** Start **
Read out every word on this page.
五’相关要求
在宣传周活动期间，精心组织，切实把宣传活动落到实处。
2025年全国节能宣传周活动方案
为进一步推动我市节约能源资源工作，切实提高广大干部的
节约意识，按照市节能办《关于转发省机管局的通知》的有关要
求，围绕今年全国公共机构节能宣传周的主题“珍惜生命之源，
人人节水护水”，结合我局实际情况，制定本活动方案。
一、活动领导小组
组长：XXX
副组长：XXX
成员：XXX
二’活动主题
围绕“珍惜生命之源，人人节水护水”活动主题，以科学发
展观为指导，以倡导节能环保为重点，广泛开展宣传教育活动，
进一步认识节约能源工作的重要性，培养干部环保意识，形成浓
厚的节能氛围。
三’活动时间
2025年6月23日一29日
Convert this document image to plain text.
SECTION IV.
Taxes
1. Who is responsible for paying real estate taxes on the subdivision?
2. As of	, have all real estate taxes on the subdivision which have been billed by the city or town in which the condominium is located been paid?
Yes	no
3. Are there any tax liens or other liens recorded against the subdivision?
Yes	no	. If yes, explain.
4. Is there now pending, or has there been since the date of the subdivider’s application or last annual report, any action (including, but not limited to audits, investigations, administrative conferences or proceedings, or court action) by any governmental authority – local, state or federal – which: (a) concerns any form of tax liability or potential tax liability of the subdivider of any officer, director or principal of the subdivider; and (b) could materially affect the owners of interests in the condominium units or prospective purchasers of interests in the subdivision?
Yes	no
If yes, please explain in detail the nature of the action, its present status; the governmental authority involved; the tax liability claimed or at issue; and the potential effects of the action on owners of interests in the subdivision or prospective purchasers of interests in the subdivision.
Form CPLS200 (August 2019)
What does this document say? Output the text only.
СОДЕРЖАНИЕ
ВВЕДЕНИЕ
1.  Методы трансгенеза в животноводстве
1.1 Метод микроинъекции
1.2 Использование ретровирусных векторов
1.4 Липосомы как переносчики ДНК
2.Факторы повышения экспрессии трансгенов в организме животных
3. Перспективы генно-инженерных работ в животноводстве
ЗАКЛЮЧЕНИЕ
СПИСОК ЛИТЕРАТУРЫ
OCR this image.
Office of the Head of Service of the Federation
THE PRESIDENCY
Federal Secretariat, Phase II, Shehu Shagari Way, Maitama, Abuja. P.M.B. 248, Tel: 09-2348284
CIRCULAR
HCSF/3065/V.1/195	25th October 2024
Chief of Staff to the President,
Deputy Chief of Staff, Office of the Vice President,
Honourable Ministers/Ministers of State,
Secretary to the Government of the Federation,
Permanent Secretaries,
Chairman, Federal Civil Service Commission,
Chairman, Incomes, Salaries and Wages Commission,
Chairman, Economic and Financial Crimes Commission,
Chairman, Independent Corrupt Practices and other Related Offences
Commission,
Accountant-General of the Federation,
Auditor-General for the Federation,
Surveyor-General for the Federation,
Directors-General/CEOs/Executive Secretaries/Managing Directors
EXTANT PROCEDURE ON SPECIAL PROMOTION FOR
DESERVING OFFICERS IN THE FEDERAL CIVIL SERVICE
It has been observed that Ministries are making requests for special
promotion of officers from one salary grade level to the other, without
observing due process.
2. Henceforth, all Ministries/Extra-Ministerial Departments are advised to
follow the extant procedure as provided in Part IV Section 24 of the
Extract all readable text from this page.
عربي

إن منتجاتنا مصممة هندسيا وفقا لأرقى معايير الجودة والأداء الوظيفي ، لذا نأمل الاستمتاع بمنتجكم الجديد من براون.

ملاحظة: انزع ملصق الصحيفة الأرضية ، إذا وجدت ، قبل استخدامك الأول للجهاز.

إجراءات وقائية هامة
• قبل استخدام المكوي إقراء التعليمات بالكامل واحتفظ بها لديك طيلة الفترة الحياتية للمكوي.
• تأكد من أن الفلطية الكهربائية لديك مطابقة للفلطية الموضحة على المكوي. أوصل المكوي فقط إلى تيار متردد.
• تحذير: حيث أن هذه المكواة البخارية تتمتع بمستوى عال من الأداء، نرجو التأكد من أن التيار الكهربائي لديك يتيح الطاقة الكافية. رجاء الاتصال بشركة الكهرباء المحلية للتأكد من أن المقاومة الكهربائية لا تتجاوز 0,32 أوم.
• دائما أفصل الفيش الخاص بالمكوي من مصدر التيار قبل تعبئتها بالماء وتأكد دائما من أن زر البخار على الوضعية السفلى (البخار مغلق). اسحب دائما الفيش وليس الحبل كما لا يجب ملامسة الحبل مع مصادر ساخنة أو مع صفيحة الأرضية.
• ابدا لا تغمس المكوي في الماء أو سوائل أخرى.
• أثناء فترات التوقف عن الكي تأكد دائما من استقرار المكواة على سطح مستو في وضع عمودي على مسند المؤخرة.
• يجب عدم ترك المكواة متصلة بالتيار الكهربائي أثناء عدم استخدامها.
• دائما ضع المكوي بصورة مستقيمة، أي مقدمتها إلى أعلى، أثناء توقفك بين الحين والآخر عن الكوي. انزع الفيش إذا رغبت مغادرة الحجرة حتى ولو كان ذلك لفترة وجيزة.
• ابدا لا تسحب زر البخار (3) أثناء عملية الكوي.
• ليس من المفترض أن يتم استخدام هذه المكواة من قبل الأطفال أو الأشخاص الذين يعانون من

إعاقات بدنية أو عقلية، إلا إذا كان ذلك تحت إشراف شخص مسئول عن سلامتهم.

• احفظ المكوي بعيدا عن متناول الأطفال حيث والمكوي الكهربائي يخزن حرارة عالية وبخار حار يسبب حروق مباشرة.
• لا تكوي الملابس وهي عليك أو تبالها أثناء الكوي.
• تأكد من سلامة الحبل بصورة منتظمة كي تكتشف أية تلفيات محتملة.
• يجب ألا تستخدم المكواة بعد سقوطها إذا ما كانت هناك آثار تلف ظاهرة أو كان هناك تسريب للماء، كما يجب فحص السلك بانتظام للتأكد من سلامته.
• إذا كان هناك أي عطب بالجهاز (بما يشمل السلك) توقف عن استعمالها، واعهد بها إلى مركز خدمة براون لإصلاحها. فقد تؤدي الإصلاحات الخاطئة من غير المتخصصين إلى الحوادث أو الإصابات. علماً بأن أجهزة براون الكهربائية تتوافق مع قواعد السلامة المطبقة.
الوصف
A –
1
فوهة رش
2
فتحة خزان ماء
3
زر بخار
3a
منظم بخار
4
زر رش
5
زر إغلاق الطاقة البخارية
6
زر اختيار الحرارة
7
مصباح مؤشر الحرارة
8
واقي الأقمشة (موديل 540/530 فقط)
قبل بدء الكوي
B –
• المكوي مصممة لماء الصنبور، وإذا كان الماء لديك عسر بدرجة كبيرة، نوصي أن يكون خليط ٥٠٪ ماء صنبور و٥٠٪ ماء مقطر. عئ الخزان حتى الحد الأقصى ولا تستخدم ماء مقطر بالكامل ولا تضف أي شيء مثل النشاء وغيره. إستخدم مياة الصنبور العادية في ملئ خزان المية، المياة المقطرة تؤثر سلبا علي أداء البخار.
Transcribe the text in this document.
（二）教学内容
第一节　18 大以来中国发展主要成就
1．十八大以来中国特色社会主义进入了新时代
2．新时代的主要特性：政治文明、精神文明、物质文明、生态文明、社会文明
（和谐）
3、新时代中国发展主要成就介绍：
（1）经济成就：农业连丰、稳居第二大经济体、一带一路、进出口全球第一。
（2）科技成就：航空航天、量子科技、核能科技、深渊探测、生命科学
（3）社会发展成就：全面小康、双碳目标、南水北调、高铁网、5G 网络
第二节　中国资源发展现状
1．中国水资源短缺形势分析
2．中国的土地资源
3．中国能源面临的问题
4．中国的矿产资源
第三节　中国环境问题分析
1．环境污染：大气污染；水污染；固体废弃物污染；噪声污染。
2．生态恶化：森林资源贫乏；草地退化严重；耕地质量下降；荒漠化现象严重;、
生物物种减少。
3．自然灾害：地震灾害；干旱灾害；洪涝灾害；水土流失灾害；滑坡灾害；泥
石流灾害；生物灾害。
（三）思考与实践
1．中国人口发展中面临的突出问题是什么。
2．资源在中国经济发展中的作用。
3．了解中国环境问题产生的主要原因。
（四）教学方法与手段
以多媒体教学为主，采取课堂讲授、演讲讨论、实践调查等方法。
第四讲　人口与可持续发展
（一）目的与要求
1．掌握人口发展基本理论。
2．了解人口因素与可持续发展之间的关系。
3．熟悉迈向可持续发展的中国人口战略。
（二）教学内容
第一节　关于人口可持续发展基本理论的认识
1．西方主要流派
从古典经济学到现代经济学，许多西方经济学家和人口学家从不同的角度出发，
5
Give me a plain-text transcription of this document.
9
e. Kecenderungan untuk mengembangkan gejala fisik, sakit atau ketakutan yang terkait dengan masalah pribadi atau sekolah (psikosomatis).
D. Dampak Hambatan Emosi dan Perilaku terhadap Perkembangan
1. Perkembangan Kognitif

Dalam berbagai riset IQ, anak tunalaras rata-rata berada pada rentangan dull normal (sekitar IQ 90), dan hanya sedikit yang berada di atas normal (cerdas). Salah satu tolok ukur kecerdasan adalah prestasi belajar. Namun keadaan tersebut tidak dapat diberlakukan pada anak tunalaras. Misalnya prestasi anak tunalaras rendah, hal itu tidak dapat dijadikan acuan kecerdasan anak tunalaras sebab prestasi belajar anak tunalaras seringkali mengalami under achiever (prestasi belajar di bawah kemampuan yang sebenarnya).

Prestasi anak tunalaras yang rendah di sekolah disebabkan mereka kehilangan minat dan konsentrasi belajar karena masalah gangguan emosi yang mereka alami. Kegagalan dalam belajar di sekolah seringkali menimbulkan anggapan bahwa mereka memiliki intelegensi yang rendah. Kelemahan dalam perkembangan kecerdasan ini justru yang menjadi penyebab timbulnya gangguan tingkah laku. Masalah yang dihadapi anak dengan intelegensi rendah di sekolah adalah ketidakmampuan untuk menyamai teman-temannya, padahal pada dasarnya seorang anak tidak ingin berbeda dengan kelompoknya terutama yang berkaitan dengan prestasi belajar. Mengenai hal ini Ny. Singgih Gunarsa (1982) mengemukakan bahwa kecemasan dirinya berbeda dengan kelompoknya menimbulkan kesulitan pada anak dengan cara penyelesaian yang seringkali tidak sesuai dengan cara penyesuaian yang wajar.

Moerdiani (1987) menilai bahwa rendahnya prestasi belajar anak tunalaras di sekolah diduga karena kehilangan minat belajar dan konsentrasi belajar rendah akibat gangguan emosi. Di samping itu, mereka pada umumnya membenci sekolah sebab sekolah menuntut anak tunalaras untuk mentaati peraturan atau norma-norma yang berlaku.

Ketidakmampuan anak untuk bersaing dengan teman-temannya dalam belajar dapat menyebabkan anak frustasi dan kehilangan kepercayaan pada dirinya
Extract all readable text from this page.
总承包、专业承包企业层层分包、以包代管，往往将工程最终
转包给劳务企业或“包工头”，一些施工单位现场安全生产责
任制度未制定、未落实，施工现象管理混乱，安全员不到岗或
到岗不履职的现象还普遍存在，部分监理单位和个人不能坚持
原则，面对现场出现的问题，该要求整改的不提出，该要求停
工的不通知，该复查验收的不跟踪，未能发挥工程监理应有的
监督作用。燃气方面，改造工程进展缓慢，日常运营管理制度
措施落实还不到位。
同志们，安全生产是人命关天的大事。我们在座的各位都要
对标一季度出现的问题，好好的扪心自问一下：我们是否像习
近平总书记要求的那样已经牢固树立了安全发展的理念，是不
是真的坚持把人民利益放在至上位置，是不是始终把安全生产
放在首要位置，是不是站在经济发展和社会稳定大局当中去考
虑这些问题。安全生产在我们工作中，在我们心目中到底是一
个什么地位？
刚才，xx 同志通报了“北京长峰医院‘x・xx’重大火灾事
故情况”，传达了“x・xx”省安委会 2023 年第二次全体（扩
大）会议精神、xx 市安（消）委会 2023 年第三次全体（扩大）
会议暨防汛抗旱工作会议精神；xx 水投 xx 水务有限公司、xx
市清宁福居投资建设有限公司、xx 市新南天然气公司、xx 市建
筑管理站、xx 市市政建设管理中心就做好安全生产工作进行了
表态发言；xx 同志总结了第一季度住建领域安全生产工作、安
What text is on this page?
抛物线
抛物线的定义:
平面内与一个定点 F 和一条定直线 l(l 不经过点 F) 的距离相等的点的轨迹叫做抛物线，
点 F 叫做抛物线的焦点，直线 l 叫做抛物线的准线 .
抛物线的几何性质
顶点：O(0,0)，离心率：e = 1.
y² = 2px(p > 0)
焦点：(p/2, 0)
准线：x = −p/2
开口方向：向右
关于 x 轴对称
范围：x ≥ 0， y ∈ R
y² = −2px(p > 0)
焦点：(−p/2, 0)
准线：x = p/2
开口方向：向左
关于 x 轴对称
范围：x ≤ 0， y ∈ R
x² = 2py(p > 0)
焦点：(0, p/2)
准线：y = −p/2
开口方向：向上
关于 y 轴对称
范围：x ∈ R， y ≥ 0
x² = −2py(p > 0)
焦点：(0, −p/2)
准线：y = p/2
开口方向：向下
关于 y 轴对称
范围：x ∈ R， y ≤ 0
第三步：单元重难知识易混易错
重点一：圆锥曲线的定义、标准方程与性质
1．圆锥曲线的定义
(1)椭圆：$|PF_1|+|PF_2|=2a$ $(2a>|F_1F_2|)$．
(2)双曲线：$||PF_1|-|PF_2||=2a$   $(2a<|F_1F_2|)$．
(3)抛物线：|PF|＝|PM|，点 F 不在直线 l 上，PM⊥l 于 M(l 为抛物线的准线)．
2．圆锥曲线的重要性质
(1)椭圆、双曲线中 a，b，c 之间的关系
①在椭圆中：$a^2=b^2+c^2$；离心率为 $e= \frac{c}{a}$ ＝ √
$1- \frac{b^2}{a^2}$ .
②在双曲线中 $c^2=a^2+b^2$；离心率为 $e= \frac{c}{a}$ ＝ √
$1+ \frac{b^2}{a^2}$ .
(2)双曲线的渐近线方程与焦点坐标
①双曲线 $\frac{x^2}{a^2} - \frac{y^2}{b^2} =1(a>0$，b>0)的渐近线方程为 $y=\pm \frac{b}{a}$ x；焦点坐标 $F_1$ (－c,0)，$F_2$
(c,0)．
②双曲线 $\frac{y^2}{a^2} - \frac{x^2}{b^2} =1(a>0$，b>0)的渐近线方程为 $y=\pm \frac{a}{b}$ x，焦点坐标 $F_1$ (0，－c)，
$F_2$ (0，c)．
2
** End **
> _The exercise_:
Work out how many lines in the records above contain the word "liability", and reply with that number alone.

> _Result of the task_:
2